§ **RECORD SET**:
* Begin *
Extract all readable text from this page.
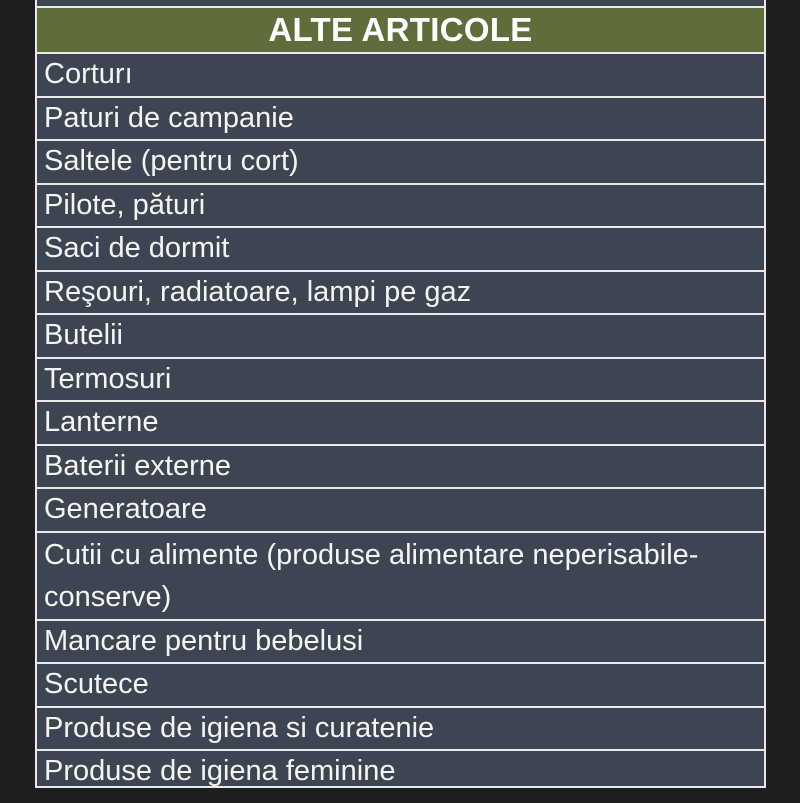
ALTE ARTICOLE
Corturı
Paturi de campanie
Saltele (pentru cort)
Pilote, pături
Saci de dormit
Reşouri, radiatoare, lampi pe gaz
Butelii
Termosuri
Lanterne
Baterii externe
Generatoare
Cutii cu alimente (produse alimentare neperisabile-conserve)
Mancare pentru bebelusi
Scutece
Produse de igiena si curatenie
Produse de igiena feminine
* End *
§ **YOUR INSTRUCTIONS**: Quote each line of the listing exactly, but leave the pictures out.

§ **WRITTEN SOLUTION**:
Extract all readable text from this page.
ALTE ARTICOLE
Corturı
Paturi de campanie
Saltele (pentru cort)
Pilote, pături
Saci de dormit
Reşouri, radiatoare, lampi pe gaz
Butelii
Termosuri
Lanterne
Baterii externe
Generatoare
Cutii cu alimente (produse alimentare neperisabile-conserve)
Mancare pentru bebelusi
Scutece
Produse de igiena si curatenie
Produse de igiena feminine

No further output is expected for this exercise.